Instructions for the task
Scan the entries below. List each line with "screenshot".

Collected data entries

++++++++++++++++++++

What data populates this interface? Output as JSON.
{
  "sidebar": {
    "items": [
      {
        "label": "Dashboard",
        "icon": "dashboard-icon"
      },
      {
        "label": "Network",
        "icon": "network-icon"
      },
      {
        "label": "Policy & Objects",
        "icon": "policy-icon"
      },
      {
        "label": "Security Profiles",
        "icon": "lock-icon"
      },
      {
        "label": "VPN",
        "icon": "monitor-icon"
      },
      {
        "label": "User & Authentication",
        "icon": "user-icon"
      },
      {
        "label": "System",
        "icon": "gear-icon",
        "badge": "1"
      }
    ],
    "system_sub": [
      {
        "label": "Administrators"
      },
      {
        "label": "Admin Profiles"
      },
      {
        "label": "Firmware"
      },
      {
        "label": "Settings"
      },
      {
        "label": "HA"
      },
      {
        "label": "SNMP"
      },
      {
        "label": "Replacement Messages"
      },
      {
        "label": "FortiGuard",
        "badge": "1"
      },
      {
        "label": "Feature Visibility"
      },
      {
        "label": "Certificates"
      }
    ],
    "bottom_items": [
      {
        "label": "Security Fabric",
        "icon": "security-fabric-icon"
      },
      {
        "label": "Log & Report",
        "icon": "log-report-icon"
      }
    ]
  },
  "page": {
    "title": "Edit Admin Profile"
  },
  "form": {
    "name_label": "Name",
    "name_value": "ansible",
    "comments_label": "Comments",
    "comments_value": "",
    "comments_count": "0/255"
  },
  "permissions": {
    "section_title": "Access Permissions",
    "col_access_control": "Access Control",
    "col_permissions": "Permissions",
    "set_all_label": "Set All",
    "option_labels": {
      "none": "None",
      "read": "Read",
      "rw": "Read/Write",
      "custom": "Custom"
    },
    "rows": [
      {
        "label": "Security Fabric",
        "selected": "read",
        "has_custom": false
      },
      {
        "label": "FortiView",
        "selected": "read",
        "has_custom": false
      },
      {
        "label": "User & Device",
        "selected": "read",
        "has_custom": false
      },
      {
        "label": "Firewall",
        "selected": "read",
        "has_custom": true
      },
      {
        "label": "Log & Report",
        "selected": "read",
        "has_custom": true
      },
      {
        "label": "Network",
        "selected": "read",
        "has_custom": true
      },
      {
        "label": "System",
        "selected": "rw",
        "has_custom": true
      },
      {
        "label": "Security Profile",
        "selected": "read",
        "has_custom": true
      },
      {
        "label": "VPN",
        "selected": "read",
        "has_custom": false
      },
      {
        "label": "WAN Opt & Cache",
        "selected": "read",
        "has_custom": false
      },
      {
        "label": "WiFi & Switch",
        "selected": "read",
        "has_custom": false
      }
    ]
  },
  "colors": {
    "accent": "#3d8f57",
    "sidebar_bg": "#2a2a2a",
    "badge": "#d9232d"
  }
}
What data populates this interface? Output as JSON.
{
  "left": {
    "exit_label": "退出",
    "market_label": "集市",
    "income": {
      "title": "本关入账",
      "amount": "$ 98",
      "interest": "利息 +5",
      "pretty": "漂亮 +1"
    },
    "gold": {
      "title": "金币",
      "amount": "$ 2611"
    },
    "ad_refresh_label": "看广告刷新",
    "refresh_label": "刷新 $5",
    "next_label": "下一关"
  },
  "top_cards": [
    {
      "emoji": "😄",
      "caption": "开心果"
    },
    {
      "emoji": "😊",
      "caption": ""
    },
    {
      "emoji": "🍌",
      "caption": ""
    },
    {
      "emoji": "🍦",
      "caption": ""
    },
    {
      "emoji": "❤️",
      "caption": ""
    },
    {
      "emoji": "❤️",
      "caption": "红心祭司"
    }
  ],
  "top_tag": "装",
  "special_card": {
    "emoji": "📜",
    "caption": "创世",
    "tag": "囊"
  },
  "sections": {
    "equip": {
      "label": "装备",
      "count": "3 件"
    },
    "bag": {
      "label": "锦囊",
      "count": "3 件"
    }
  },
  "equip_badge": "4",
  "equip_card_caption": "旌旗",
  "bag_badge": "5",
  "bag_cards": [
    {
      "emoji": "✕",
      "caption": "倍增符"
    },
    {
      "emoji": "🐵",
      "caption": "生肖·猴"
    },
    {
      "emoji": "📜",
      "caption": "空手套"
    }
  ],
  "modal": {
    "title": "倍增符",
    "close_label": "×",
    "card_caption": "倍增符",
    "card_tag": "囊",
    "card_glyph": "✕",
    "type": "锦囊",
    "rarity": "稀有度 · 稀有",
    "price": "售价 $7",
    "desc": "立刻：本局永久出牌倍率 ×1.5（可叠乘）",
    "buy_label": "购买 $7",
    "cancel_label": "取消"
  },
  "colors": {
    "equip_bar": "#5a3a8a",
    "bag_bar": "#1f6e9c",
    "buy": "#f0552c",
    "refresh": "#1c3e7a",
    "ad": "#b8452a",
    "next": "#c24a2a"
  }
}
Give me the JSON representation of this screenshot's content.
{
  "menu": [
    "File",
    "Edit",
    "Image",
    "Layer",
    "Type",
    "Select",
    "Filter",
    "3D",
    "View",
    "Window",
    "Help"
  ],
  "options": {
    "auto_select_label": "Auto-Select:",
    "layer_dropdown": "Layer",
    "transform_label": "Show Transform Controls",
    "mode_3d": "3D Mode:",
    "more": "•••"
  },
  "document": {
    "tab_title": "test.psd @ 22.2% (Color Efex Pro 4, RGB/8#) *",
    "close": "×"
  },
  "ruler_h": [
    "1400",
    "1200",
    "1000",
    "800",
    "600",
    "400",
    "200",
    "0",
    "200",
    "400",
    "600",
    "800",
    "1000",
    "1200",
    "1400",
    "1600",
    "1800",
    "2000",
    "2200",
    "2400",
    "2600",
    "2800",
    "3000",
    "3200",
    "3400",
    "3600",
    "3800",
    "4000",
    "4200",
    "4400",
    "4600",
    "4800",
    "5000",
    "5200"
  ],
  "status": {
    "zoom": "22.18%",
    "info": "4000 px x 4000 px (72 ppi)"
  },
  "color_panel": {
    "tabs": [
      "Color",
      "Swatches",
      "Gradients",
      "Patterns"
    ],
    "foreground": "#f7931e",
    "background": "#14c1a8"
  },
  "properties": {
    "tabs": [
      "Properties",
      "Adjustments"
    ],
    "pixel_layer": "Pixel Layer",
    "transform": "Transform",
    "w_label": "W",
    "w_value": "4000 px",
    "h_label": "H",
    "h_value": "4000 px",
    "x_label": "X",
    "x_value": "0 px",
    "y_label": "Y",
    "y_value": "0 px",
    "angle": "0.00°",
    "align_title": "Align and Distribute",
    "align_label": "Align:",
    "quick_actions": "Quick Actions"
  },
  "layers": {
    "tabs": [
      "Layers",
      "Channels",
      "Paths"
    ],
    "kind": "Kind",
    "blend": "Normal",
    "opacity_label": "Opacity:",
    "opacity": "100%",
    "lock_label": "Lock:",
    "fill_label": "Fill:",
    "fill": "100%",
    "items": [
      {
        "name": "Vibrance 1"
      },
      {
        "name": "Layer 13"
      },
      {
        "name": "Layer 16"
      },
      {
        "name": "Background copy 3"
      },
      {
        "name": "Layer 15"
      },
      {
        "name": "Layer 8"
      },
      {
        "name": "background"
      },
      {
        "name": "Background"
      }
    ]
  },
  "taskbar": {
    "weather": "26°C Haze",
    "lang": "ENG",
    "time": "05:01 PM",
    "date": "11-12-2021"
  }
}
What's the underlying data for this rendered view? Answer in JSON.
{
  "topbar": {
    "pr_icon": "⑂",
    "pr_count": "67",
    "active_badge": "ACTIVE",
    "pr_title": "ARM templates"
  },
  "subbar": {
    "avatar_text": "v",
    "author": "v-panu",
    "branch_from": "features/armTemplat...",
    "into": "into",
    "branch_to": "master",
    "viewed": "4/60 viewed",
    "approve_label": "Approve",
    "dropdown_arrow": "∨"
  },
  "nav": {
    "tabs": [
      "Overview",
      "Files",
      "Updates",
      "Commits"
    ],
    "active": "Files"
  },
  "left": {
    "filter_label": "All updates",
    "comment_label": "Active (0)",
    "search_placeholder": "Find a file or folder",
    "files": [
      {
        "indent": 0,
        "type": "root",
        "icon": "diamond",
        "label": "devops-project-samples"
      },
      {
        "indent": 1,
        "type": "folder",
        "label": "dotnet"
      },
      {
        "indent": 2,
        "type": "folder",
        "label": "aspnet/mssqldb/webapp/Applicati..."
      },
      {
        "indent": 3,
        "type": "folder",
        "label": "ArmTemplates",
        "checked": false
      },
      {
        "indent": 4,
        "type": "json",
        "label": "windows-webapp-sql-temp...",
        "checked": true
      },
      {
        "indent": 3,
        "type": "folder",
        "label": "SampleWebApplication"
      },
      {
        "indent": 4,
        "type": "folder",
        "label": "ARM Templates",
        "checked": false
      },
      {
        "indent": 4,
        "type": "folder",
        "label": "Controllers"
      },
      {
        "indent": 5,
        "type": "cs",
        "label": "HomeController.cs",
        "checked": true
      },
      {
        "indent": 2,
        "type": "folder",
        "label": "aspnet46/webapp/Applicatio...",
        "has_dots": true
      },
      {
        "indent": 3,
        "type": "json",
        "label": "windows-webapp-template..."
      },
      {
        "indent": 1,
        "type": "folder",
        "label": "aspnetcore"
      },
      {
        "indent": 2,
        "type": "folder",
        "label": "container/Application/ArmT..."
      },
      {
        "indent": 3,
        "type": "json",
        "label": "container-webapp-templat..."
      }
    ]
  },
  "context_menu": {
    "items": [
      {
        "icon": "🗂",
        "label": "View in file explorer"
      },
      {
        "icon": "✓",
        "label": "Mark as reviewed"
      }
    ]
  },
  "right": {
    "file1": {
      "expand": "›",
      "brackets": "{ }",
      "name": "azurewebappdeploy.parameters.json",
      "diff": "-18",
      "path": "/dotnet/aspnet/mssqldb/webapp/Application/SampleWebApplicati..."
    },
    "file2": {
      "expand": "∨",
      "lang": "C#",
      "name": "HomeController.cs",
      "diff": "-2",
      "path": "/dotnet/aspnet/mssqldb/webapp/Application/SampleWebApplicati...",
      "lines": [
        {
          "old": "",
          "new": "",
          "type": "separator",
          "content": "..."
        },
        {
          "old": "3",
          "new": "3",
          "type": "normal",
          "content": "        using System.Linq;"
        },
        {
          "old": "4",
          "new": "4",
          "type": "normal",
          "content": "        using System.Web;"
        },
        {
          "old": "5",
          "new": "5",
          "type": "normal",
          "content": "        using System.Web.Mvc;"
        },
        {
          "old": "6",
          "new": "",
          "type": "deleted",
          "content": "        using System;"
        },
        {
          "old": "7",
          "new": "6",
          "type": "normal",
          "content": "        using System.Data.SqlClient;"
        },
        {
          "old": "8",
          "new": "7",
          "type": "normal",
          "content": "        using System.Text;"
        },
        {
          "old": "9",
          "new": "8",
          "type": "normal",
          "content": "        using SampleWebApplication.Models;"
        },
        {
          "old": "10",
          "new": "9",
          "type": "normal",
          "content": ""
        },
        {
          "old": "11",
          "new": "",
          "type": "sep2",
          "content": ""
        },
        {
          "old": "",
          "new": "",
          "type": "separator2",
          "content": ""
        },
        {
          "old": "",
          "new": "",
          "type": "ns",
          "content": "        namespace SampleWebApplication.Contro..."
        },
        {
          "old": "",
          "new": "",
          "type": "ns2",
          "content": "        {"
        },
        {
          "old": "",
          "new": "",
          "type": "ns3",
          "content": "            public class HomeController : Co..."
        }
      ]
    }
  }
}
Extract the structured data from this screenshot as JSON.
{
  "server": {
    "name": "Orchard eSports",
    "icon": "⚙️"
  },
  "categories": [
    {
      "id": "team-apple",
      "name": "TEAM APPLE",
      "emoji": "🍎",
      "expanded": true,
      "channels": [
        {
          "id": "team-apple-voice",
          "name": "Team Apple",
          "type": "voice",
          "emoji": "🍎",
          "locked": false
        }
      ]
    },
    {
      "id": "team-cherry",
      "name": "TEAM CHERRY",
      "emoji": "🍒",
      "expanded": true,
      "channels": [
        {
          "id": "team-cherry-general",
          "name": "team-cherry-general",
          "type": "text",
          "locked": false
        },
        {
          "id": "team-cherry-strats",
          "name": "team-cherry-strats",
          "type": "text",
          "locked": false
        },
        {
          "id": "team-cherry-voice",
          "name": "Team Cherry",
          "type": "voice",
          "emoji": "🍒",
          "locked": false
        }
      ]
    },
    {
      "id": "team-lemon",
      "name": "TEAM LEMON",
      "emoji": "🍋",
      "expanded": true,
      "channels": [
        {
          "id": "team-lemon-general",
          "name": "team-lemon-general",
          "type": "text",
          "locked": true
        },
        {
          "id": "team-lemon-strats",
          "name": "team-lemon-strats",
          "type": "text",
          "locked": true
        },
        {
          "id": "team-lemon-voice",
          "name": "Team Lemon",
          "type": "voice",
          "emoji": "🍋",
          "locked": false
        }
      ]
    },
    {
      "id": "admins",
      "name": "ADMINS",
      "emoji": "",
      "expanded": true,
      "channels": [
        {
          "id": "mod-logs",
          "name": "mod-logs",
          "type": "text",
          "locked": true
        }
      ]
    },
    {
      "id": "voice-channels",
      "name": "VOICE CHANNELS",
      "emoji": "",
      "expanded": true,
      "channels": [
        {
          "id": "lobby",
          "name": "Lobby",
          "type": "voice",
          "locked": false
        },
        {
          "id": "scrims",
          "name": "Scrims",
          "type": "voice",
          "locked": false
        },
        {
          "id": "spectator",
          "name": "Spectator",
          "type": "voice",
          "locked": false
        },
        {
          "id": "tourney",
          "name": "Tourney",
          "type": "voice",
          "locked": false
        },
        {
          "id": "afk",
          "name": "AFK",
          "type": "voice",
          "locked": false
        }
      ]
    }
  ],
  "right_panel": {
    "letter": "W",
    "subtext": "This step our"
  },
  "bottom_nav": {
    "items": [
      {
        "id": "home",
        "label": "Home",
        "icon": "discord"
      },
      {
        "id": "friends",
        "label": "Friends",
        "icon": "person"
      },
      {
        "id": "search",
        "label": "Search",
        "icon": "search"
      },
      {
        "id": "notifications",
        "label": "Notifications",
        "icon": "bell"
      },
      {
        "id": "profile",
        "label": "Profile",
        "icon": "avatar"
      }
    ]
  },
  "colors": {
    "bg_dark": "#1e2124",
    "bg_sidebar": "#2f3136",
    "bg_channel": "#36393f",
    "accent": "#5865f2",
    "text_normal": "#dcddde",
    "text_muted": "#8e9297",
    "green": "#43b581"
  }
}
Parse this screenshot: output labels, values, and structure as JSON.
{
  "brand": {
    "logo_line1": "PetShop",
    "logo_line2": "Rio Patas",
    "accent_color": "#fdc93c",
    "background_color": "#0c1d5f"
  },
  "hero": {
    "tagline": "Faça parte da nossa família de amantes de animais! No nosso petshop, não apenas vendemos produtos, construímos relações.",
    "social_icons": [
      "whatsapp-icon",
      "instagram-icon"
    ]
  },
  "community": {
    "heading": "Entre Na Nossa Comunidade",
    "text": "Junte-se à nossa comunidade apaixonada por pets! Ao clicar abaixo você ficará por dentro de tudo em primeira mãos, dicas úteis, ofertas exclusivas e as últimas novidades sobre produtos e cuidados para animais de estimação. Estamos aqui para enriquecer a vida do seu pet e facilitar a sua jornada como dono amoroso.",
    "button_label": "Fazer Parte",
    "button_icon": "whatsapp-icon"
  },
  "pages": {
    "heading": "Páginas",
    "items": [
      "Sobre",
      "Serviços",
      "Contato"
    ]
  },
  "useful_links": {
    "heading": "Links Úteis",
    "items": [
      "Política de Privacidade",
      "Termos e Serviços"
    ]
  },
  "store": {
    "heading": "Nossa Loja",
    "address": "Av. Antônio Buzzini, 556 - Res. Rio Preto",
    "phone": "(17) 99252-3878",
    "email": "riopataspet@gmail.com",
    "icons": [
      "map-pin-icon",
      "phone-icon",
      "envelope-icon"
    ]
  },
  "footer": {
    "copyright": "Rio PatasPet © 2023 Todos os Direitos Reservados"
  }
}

++++++++++++++++++++

Response
Give me the JSON representation of this screenshot's content.
Extract the structured data from this screenshot as JSON.
Parse this screenshot: output labels, values, and structure as JSON.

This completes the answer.